* [Instructions for the task]:
Report each line from the rows below that contains the string "header".
:: Source material
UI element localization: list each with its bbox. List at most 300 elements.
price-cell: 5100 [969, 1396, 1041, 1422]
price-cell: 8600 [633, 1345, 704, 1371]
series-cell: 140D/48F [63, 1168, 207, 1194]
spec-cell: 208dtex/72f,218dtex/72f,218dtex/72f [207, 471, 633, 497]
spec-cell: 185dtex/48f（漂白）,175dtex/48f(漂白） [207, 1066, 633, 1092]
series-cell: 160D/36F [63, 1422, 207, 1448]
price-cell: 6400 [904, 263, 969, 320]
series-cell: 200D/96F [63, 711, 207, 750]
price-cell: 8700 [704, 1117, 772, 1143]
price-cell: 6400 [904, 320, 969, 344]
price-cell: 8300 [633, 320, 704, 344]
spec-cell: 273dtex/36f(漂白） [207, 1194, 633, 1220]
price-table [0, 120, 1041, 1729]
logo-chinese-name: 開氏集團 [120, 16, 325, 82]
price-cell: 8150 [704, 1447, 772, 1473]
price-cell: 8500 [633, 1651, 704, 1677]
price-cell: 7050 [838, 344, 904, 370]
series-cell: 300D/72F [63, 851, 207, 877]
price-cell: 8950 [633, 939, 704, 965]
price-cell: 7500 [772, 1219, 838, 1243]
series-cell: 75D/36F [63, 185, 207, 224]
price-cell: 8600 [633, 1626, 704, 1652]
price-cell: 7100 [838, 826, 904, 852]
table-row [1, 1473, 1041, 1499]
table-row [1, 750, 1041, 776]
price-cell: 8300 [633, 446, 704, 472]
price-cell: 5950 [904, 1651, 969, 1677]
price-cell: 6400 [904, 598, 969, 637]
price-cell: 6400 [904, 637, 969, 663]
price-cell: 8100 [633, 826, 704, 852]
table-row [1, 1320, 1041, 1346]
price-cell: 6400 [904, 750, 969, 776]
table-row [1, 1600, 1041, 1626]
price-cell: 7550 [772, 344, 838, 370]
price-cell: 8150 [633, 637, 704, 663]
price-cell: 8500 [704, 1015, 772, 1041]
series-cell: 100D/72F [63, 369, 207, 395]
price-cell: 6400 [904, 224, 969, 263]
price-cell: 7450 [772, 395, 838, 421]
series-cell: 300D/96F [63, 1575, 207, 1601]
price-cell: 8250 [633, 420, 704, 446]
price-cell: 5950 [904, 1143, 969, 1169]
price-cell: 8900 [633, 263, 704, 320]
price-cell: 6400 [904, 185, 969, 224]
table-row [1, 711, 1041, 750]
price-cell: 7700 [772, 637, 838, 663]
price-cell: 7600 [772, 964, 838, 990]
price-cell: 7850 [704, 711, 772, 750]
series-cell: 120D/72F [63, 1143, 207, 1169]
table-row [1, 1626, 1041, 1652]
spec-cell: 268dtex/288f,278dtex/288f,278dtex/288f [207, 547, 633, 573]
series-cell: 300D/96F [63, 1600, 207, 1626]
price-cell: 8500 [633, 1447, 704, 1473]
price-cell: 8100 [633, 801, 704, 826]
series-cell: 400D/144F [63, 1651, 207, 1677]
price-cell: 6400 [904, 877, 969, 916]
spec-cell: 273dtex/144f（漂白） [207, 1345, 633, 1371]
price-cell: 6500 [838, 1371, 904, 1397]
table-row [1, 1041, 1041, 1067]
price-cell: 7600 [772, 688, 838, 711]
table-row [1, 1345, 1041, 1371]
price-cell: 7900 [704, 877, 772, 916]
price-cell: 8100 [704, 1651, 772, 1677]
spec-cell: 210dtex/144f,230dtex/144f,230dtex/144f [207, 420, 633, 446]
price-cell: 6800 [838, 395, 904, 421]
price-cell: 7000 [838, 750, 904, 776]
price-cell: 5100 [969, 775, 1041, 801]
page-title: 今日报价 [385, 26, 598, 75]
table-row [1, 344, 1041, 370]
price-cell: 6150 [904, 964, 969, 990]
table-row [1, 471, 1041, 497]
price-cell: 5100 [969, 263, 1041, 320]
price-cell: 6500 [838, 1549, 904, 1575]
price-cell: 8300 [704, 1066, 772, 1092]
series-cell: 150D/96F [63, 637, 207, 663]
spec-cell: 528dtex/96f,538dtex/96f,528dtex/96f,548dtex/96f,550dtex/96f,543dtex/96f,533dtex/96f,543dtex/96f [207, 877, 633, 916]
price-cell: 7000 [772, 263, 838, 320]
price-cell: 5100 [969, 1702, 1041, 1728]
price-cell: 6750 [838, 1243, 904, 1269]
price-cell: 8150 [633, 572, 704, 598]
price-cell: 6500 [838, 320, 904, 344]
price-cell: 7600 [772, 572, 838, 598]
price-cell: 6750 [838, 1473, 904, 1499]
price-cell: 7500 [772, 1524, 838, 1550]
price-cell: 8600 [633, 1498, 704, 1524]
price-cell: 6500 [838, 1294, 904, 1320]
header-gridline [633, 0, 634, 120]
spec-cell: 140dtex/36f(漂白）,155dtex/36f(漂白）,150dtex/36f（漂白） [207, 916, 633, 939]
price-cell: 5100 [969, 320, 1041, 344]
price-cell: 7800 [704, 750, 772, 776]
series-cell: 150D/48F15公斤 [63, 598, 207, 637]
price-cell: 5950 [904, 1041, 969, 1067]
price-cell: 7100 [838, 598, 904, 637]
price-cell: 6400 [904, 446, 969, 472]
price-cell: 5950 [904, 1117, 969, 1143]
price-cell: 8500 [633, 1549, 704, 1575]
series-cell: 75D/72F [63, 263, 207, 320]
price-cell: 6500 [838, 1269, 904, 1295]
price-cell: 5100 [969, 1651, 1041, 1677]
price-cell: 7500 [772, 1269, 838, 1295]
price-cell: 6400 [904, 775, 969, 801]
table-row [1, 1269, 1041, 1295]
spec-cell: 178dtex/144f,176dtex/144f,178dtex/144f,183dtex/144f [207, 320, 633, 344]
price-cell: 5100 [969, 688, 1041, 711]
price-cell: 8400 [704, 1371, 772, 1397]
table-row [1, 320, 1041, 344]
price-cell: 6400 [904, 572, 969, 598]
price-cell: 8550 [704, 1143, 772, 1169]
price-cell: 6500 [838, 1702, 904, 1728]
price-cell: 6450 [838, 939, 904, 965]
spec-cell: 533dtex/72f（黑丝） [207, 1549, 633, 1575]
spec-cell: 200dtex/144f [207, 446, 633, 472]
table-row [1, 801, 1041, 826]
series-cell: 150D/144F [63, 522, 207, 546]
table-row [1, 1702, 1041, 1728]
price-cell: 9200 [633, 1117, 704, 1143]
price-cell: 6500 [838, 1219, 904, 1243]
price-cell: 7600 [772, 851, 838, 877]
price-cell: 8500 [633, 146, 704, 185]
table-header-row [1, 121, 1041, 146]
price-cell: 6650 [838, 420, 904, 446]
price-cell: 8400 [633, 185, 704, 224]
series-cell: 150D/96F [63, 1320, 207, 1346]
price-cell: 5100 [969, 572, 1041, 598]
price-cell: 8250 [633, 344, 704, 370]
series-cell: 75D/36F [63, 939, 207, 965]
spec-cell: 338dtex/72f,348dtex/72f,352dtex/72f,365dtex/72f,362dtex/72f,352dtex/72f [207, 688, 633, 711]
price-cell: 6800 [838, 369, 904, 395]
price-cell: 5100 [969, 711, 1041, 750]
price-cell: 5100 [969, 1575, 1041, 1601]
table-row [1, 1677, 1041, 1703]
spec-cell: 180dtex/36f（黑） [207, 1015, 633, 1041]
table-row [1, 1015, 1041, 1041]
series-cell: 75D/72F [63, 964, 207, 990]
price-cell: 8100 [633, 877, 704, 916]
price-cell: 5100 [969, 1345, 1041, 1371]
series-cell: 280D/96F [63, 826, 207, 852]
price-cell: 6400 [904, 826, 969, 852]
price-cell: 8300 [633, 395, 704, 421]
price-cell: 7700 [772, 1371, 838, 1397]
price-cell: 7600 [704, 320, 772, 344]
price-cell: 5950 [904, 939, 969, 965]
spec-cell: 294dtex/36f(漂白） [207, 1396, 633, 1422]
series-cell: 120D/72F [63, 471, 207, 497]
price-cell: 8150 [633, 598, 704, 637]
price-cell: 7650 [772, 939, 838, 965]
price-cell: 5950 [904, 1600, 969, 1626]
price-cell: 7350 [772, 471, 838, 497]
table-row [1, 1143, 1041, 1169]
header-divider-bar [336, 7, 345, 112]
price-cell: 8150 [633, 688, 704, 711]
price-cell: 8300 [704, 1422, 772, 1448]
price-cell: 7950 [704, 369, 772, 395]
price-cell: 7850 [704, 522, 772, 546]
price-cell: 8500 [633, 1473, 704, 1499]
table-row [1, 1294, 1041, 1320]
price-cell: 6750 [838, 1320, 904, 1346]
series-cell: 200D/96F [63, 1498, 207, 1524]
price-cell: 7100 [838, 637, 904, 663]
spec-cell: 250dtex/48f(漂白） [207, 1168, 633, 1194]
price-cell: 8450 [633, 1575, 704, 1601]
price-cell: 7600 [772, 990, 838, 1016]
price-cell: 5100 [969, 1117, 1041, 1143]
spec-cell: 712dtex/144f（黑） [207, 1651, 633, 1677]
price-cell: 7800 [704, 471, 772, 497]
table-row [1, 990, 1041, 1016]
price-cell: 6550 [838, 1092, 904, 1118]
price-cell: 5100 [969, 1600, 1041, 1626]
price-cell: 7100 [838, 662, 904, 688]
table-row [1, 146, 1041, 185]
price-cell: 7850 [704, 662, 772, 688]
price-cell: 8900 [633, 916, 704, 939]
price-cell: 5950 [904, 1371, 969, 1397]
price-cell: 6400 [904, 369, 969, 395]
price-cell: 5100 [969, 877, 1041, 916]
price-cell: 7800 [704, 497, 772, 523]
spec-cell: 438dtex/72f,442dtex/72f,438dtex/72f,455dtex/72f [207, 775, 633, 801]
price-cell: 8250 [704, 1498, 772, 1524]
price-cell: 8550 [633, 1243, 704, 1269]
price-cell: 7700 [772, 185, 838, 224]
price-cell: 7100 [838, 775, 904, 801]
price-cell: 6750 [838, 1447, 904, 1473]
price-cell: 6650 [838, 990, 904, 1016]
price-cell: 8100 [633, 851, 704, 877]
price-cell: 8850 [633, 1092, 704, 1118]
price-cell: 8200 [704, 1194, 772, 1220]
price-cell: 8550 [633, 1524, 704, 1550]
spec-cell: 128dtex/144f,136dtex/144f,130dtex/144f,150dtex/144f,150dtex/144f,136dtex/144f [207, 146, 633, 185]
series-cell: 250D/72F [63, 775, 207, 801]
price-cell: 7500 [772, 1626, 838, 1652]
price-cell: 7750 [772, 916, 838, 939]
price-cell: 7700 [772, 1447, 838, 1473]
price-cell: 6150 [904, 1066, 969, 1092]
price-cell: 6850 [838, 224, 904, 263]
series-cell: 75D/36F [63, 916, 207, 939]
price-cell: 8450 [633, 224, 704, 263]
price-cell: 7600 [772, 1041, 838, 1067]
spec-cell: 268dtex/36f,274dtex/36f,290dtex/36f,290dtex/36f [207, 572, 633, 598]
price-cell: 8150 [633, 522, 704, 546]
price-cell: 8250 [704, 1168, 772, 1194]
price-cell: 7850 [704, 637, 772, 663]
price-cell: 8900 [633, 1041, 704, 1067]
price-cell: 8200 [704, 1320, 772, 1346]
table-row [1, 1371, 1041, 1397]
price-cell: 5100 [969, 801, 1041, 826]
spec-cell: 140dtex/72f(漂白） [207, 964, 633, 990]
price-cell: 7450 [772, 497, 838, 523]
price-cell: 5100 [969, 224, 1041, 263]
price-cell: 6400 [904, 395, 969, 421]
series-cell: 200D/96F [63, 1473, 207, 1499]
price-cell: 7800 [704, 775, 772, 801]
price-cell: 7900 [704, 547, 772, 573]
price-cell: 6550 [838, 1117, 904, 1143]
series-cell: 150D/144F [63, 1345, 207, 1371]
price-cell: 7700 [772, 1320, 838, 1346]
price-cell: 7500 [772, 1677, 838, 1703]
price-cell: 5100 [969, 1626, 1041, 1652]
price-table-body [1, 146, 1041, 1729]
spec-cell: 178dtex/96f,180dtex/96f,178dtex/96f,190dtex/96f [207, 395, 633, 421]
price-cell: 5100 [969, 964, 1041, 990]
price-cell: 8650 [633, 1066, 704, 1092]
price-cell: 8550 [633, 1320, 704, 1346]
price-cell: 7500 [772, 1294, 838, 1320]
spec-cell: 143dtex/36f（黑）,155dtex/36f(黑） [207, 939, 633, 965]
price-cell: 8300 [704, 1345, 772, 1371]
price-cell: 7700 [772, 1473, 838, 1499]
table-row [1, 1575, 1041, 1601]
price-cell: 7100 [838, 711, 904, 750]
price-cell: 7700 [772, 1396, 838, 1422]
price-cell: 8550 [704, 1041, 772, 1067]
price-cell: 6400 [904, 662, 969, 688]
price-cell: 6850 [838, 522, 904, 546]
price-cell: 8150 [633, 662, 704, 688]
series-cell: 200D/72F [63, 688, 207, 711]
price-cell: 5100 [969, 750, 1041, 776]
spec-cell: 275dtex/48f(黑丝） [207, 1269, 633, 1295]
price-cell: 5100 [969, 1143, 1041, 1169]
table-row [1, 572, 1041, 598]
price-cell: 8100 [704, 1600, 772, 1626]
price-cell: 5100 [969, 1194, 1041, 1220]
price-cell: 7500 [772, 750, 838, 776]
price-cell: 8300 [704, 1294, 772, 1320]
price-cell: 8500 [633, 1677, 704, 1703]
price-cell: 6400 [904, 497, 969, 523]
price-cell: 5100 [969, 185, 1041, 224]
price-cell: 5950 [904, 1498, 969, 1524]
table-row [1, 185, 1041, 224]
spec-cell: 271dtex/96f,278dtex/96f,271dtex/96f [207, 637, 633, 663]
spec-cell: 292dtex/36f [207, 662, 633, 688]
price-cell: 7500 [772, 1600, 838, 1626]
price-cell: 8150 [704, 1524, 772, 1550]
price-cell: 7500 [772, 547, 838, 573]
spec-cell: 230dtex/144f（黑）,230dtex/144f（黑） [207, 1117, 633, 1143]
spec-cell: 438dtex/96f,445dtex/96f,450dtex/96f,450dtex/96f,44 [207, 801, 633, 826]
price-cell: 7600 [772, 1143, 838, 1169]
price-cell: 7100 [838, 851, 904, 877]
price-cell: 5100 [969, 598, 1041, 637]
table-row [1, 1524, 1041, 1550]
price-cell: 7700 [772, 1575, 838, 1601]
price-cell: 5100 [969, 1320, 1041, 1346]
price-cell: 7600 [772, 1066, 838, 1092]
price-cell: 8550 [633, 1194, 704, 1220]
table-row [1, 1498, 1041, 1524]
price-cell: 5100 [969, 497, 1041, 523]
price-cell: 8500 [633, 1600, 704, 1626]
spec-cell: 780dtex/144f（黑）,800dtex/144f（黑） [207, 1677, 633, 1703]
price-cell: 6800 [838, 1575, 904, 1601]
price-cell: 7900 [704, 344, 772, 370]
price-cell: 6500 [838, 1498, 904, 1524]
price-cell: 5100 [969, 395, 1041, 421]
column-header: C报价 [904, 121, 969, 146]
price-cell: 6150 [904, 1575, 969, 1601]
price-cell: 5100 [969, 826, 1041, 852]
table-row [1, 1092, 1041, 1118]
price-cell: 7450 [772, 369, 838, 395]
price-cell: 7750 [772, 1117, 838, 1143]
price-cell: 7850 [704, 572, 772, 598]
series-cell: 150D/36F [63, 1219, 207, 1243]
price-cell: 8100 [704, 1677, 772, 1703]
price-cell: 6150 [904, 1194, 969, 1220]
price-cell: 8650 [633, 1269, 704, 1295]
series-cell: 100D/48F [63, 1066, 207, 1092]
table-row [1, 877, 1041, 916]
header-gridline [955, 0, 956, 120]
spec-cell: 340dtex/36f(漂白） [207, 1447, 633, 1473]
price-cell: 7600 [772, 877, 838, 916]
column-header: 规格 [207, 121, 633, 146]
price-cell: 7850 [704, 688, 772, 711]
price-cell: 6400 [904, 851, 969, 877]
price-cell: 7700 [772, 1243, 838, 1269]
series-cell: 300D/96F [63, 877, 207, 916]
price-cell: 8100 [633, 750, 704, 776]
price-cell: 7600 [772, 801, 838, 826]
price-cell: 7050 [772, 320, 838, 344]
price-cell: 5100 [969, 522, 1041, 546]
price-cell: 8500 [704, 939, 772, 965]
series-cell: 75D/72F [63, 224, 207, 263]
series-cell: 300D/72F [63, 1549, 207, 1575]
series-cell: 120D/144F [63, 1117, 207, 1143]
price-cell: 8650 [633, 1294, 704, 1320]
::::
* [Exercise answer]:
header-gridline [633, 0, 634, 120]
table-header-row [1, 121, 1041, 146]
header-divider-bar [336, 7, 345, 112]
column-header: C报价 [904, 121, 969, 146]
header-gridline [955, 0, 956, 120]
column-header: 规格 [207, 121, 633, 146]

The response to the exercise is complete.